--- Start ---

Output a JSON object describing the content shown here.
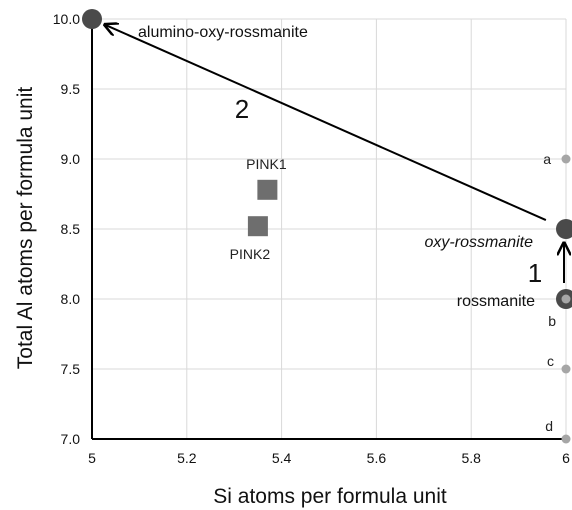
{
  "chart_data": {
    "type": "scatter",
    "title": "",
    "xlabel": "Si atoms per formula unit",
    "ylabel": "Total Al atoms per formula unit",
    "xlim": [
      5,
      6
    ],
    "ylim": [
      7,
      10
    ],
    "x_ticks": [
      "5",
      "5.2",
      "5.4",
      "5.6",
      "5.8",
      "6"
    ],
    "y_ticks": [
      "7.0",
      "7.5",
      "8.0",
      "8.5",
      "9.0",
      "9.5",
      "10.0"
    ],
    "grid": true,
    "series": [
      {
        "name": "",
        "marker": "circle",
        "points": [
          {
            "label": "alumino-oxy-rossmanite",
            "x": 5,
            "y": 10
          },
          {
            "label": "oxy-rossmanite",
            "x": 6,
            "y": 8.5
          },
          {
            "label": "rossmanite",
            "x": 6,
            "y": 8.0
          }
        ]
      },
      {
        "name": "",
        "marker": "square",
        "points": [
          {
            "label": "PINK1",
            "x": 5.37,
            "y": 8.78
          },
          {
            "label": "PINK2",
            "x": 5.35,
            "y": 8.52
          }
        ]
      },
      {
        "name": "",
        "marker": "small-circle",
        "points": [
          {
            "label": "a",
            "x": 6,
            "y": 9.0
          },
          {
            "label": "b",
            "x": 6,
            "y": 8.0
          },
          {
            "label": "c",
            "x": 6,
            "y": 7.5
          },
          {
            "label": "d",
            "x": 6,
            "y": 7.0
          }
        ]
      }
    ],
    "arrows": [
      {
        "label": "1",
        "from": {
          "x": 6,
          "y": 8.0
        },
        "to": {
          "x": 6,
          "y": 8.5
        }
      },
      {
        "label": "2",
        "from": {
          "x": 6,
          "y": 8.5
        },
        "to": {
          "x": 5,
          "y": 10
        }
      }
    ],
    "colors": {
      "large_marker": "#4a4a4a",
      "square_marker": "#6e6e6e",
      "small_marker": "#a6a6a6",
      "grid": "#d9d9d9",
      "axis": "#000000"
    }
  }
}
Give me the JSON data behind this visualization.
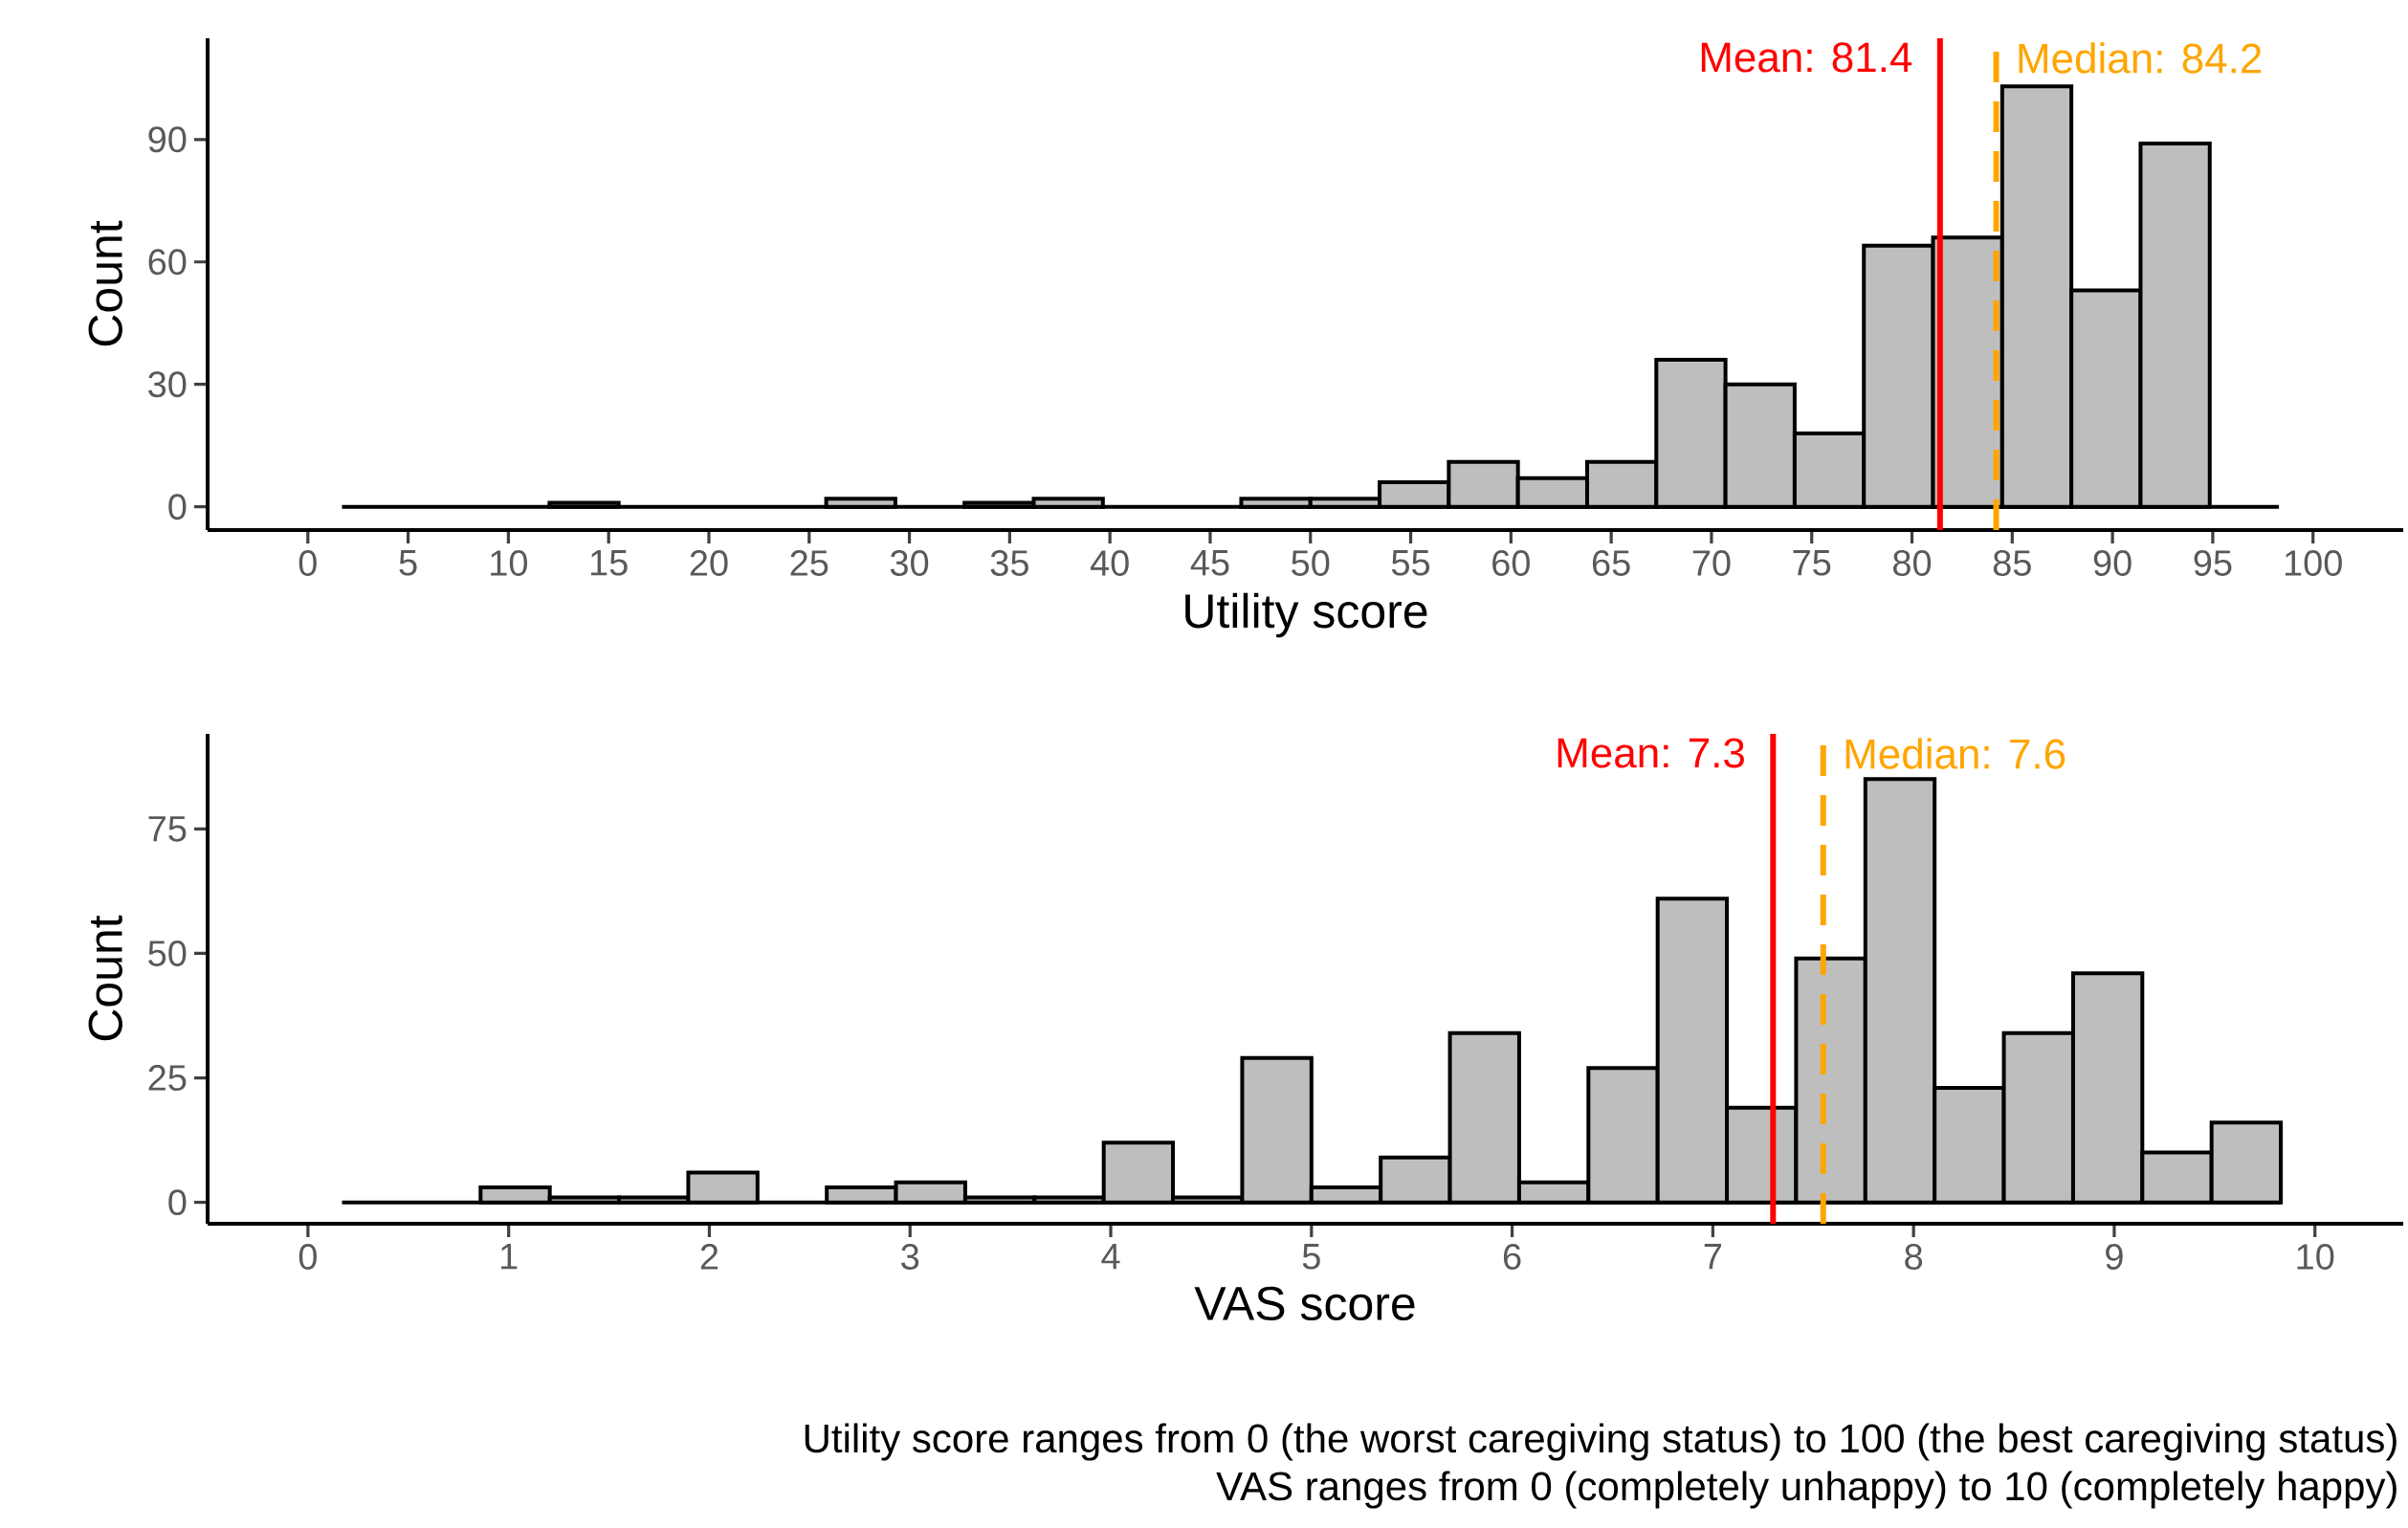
{
  "chart_data": [
    {
      "type": "histogram",
      "xlabel": "Utility score",
      "ylabel": "Count",
      "color": "#bebebe",
      "bins": [
        1.7,
        5.15,
        8.6,
        12.05,
        15.5,
        18.95,
        22.4,
        25.85,
        29.3,
        32.75,
        36.2,
        39.65,
        43.1,
        46.55,
        50.0,
        53.45,
        56.9,
        60.35,
        63.8,
        67.25,
        70.7,
        74.15,
        77.6,
        81.05,
        84.5,
        87.95,
        91.4,
        94.85,
        98.3
      ],
      "values": [
        0,
        0,
        0,
        1,
        0,
        0,
        0,
        2,
        0,
        1,
        2,
        0,
        0,
        2,
        2,
        6,
        11,
        7,
        11,
        36,
        30,
        18,
        64,
        66,
        103,
        53,
        89,
        0
      ],
      "xlim": [
        -5,
        104.5
      ],
      "ylim": [
        -5.7,
        114.8
      ],
      "xticks": [
        0,
        5,
        10,
        15,
        20,
        25,
        30,
        35,
        40,
        45,
        50,
        55,
        60,
        65,
        70,
        75,
        80,
        85,
        90,
        95,
        100
      ],
      "yticks": [
        0,
        30,
        60,
        90
      ],
      "ref_lines": [
        {
          "axis": "x",
          "value": 81.4,
          "label": "Mean: 81.4",
          "color": "#ff0000",
          "line_style": "solid"
        },
        {
          "axis": "x",
          "value": 84.2,
          "label": "Median: 84.2",
          "color": "#ffa500",
          "line_style": "dashed"
        }
      ]
    },
    {
      "type": "histogram",
      "xlabel": "VAS score",
      "ylabel": "Count",
      "color": "#bebebe",
      "bins": [
        0.17,
        0.515,
        0.86,
        1.205,
        1.55,
        1.895,
        2.24,
        2.585,
        2.93,
        3.275,
        3.62,
        3.965,
        4.31,
        4.655,
        5.0,
        5.345,
        5.69,
        6.035,
        6.38,
        6.725,
        7.07,
        7.415,
        7.76,
        8.105,
        8.45,
        8.795,
        9.14,
        9.485,
        9.83
      ],
      "values": [
        0,
        0,
        3,
        1,
        1,
        6,
        0,
        3,
        4,
        1,
        1,
        12,
        1,
        29,
        3,
        9,
        34,
        4,
        27,
        61,
        19,
        49,
        85,
        23,
        34,
        46,
        10,
        16
      ],
      "xlim": [
        -0.5,
        10.44
      ],
      "ylim": [
        -4.3,
        94.1
      ],
      "xticks": [
        0,
        1,
        2,
        3,
        4,
        5,
        6,
        7,
        8,
        9,
        10
      ],
      "yticks": [
        0,
        25,
        50,
        75
      ],
      "ref_lines": [
        {
          "axis": "x",
          "value": 7.3,
          "label": "Mean: 7.3",
          "color": "#ff0000",
          "line_style": "solid"
        },
        {
          "axis": "x",
          "value": 7.55,
          "label": "Median: 7.6",
          "color": "#ffa500",
          "line_style": "dashed"
        }
      ],
      "annotations": [
        "Utility score ranges from 0 (the worst caregiving status) to 100 (the best caregiving status)",
        "VAS ranges from 0 (completely unhappy) to 10 (completely happy)"
      ]
    }
  ]
}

--- End ---

TASK TO CARRY OUT: Every line of the data above should be quoted exactly. Omit the pictures.

COMPLETED TASK:
Output a JSON object describing the content shown here.
{
  "chart_data": {
    "type": "scatter",
    "title": "",
    "xlabel": "Si atoms per formula unit",
    "ylabel": "Total Al atoms per formula unit",
    "xlim": [
      5,
      6
    ],
    "ylim": [
      7,
      10
    ],
    "x_ticks": [
      "5",
      "5.2",
      "5.4",
      "5.6",
      "5.8",
      "6"
    ],
    "y_ticks": [
      "7.0",
      "7.5",
      "8.0",
      "8.5",
      "9.0",
      "9.5",
      "10.0"
    ],
    "grid": true,
    "series": [
      {
        "name": "",
        "marker": "circle",
        "points": [
          {
            "label": "alumino-oxy-rossmanite",
            "x": 5,
            "y": 10
          },
          {
            "label": "oxy-rossmanite",
            "x": 6,
            "y": 8.5
          },
          {
            "label": "rossmanite",
            "x": 6,
            "y": 8.0
          }
        ]
      },
      {
        "name": "",
        "marker": "square",
        "points": [
          {
            "label": "PINK1",
            "x": 5.37,
            "y": 8.78
          },
          {
            "label": "PINK2",
            "x": 5.35,
            "y": 8.52
          }
        ]
      },
      {
        "name": "",
        "marker": "small-circle",
        "points": [
          {
            "label": "a",
            "x": 6,
            "y": 9.0
          },
          {
            "label": "b",
            "x": 6,
            "y": 8.0
          },
          {
            "label": "c",
            "x": 6,
            "y": 7.5
          },
          {
            "label": "d",
            "x": 6,
            "y": 7.0
          }
        ]
      }
    ],
    "arrows": [
      {
        "label": "1",
        "from": {
          "x": 6,
          "y": 8.0
        },
        "to": {
          "x": 6,
          "y": 8.5
        }
      },
      {
        "label": "2",
        "from": {
          "x": 6,
          "y": 8.5
        },
        "to": {
          "x": 5,
          "y": 10
        }
      }
    ],
    "colors": {
      "large_marker": "#4a4a4a",
      "square_marker": "#6e6e6e",
      "small_marker": "#a6a6a6",
      "grid": "#d9d9d9",
      "axis": "#000000"
    }
  }
}
Give me the JSON data behind this visualization.
{
  "chart_data": [
    {
      "type": "histogram",
      "xlabel": "Utility score",
      "ylabel": "Count",
      "color": "#bebebe",
      "bins": [
        1.7,
        5.15,
        8.6,
        12.05,
        15.5,
        18.95,
        22.4,
        25.85,
        29.3,
        32.75,
        36.2,
        39.65,
        43.1,
        46.55,
        50.0,
        53.45,
        56.9,
        60.35,
        63.8,
        67.25,
        70.7,
        74.15,
        77.6,
        81.05,
        84.5,
        87.95,
        91.4,
        94.85,
        98.3
      ],
      "values": [
        0,
        0,
        0,
        1,
        0,
        0,
        0,
        2,
        0,
        1,
        2,
        0,
        0,
        2,
        2,
        6,
        11,
        7,
        11,
        36,
        30,
        18,
        64,
        66,
        103,
        53,
        89,
        0
      ],
      "xlim": [
        -5,
        104.5
      ],
      "ylim": [
        -5.7,
        114.8
      ],
      "xticks": [
        0,
        5,
        10,
        15,
        20,
        25,
        30,
        35,
        40,
        45,
        50,
        55,
        60,
        65,
        70,
        75,
        80,
        85,
        90,
        95,
        100
      ],
      "yticks": [
        0,
        30,
        60,
        90
      ],
      "ref_lines": [
        {
          "axis": "x",
          "value": 81.4,
          "label": "Mean: 81.4",
          "color": "#ff0000",
          "line_style": "solid"
        },
        {
          "axis": "x",
          "value": 84.2,
          "label": "Median: 84.2",
          "color": "#ffa500",
          "line_style": "dashed"
        }
      ]
    },
    {
      "type": "histogram",
      "xlabel": "VAS score",
      "ylabel": "Count",
      "color": "#bebebe",
      "bins": [
        0.17,
        0.515,
        0.86,
        1.205,
        1.55,
        1.895,
        2.24,
        2.585,
        2.93,
        3.275,
        3.62,
        3.965,
        4.31,
        4.655,
        5.0,
        5.345,
        5.69,
        6.035,
        6.38,
        6.725,
        7.07,
        7.415,
        7.76,
        8.105,
        8.45,
        8.795,
        9.14,
        9.485,
        9.83
      ],
      "values": [
        0,
        0,
        3,
        1,
        1,
        6,
        0,
        3,
        4,
        1,
        1,
        12,
        1,
        29,
        3,
        9,
        34,
        4,
        27,
        61,
        19,
        49,
        85,
        23,
        34,
        46,
        10,
        16
      ],
      "xlim": [
        -0.5,
        10.44
      ],
      "ylim": [
        -4.3,
        94.1
      ],
      "xticks": [
        0,
        1,
        2,
        3,
        4,
        5,
        6,
        7,
        8,
        9,
        10
      ],
      "yticks": [
        0,
        25,
        50,
        75
      ],
      "ref_lines": [
        {
          "axis": "x",
          "value": 7.3,
          "label": "Mean: 7.3",
          "color": "#ff0000",
          "line_style": "solid"
        },
        {
          "axis": "x",
          "value": 7.55,
          "label": "Median: 7.6",
          "color": "#ffa500",
          "line_style": "dashed"
        }
      ],
      "annotations": [
        "Utility score ranges from 0 (the worst caregiving status) to 100 (the best caregiving status)",
        "VAS ranges from 0 (completely unhappy) to 10 (completely happy)"
      ]
    }
  ]
}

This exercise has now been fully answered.